#### [Entries shown]
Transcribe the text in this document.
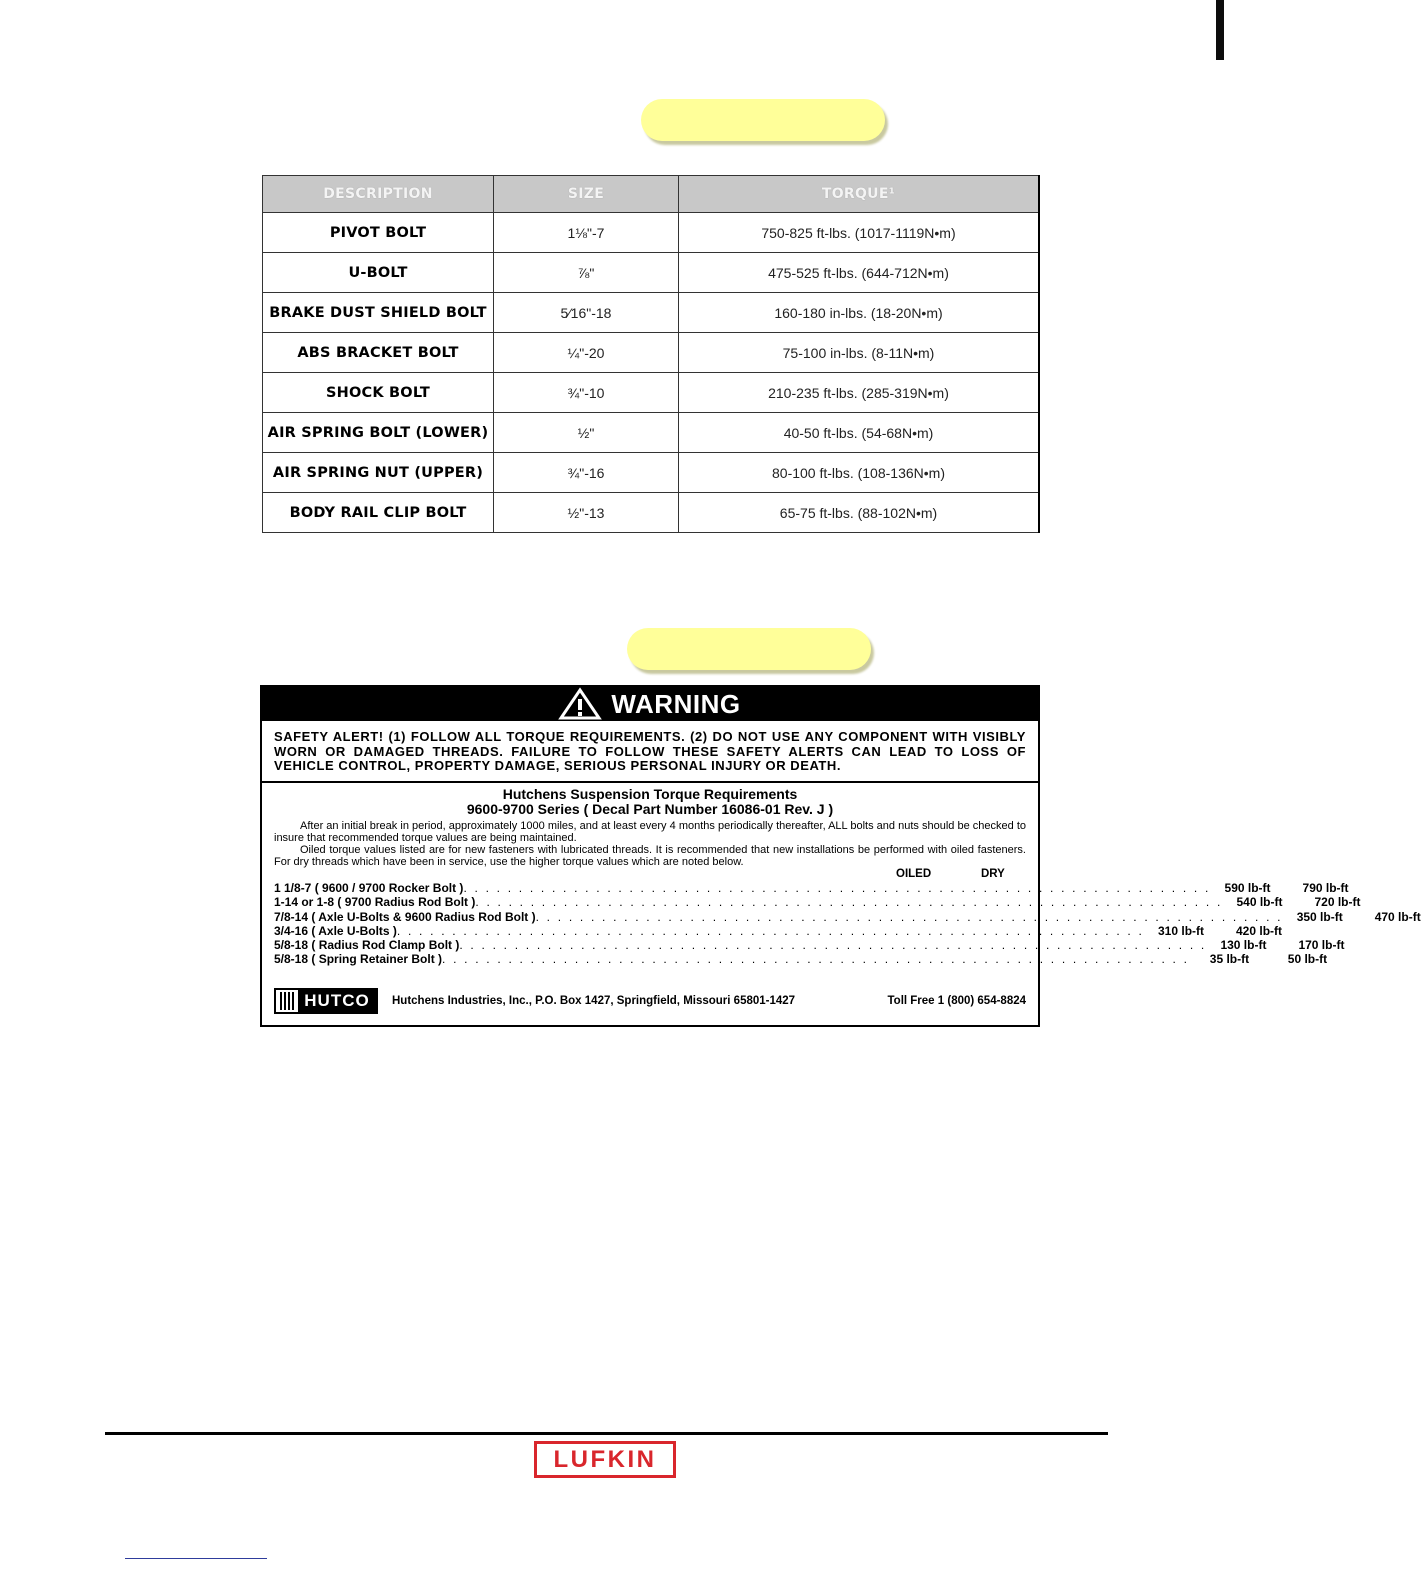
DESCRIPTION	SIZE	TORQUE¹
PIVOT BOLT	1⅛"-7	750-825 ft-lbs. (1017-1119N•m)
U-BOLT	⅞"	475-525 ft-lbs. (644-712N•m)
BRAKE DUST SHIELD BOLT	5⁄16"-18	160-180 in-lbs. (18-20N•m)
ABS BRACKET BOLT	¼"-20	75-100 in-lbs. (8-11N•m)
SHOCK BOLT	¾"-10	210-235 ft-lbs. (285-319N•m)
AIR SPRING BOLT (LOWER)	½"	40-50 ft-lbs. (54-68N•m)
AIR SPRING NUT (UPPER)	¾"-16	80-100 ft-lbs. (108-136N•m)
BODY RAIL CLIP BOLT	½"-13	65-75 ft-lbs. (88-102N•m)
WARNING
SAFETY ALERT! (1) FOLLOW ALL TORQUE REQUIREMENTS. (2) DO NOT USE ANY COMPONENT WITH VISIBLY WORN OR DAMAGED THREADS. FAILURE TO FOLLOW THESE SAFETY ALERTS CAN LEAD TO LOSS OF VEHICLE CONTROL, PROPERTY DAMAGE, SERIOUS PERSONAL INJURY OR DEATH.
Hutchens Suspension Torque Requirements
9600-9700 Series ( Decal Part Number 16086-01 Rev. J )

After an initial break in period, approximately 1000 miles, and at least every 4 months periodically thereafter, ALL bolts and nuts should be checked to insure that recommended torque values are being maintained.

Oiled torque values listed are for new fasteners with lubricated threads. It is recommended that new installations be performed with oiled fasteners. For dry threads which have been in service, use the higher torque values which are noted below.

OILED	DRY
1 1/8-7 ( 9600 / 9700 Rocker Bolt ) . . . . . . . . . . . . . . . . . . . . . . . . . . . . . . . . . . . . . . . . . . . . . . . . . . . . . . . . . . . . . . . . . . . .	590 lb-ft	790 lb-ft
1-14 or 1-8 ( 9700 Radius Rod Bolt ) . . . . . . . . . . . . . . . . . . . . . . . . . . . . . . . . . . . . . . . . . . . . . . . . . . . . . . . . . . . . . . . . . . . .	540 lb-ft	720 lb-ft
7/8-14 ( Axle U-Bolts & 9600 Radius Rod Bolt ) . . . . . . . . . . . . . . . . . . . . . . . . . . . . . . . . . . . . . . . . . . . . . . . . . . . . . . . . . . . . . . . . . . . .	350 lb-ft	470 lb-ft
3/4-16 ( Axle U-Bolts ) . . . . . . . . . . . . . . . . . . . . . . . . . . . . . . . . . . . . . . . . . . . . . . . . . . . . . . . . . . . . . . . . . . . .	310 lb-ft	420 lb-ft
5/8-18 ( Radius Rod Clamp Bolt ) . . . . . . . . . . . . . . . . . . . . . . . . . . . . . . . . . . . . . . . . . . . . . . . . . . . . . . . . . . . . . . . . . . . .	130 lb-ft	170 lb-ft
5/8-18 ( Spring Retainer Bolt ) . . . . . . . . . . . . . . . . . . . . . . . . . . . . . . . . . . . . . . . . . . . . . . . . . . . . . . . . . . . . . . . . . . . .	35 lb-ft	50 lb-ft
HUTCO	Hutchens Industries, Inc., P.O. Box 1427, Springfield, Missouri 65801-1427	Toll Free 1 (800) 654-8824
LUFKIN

#### [What you need to do]
Read through the data and copy every line where "Hutchens" shows up.

#### [Final answer]
Hutchens Suspension Torque Requirements
HUTCO	Hutchens Industries, Inc., P.O. Box 1427, Springfield, Missouri 65801-1427	Toll Free 1 (800) 654-8824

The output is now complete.